### AIM
What is needed is an exact repeat of the lines from the line containing "Transcribe the text in this document." through the final line of the entries below, and nothing else.

— Begin MATERIAL FOR THIS EXERCISE —

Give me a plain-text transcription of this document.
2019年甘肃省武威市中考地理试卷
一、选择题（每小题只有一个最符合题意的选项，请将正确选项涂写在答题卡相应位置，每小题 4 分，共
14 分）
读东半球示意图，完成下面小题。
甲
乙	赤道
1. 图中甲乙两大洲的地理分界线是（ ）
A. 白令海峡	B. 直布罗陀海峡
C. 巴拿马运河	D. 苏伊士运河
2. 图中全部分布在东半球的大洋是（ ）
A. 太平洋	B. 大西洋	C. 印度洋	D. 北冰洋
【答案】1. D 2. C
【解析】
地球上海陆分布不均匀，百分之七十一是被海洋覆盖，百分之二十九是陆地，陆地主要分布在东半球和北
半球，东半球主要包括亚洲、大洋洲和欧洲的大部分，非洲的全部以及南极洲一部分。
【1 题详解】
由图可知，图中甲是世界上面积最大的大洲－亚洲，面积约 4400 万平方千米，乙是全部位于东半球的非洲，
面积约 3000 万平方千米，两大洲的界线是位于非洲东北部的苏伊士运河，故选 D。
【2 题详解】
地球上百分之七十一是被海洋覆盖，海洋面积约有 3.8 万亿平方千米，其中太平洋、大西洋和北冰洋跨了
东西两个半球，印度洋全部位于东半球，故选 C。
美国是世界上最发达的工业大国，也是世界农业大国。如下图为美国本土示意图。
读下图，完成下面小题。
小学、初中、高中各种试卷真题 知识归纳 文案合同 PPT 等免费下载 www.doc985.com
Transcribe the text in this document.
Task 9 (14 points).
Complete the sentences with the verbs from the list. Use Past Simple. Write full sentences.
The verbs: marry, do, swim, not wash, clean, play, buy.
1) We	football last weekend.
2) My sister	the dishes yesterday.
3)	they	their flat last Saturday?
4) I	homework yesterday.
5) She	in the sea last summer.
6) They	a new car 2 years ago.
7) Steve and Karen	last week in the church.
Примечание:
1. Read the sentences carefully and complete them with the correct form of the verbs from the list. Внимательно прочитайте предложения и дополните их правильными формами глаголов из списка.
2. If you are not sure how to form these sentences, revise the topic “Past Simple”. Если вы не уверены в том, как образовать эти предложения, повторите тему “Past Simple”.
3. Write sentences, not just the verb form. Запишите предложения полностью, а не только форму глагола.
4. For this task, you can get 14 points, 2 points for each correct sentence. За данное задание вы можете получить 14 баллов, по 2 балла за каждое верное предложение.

— End MATERIAL FOR THIS EXERCISE —

### COMPLETE OUTPUT
Transcribe the text in this document.
Task 9 (14 points).
Complete the sentences with the verbs from the list. Use Past Simple. Write full sentences.
The verbs: marry, do, swim, not wash, clean, play, buy.
1) We	football last weekend.
2) My sister	the dishes yesterday.
3)	they	their flat last Saturday?
4) I	homework yesterday.
5) She	in the sea last summer.
6) They	a new car 2 years ago.
7) Steve and Karen	last week in the church.
Примечание:
1. Read the sentences carefully and complete them with the correct form of the verbs from the list. Внимательно прочитайте предложения и дополните их правильными формами глаголов из списка.
2. If you are not sure how to form these sentences, revise the topic “Past Simple”. Если вы не уверены в том, как образовать эти предложения, повторите тему “Past Simple”.
3. Write sentences, not just the verb form. Запишите предложения полностью, а не только форму глагола.
4. For this task, you can get 14 points, 2 points for each correct sentence. За данное задание вы можете получить 14 баллов, по 2 балла за каждое верное предложение.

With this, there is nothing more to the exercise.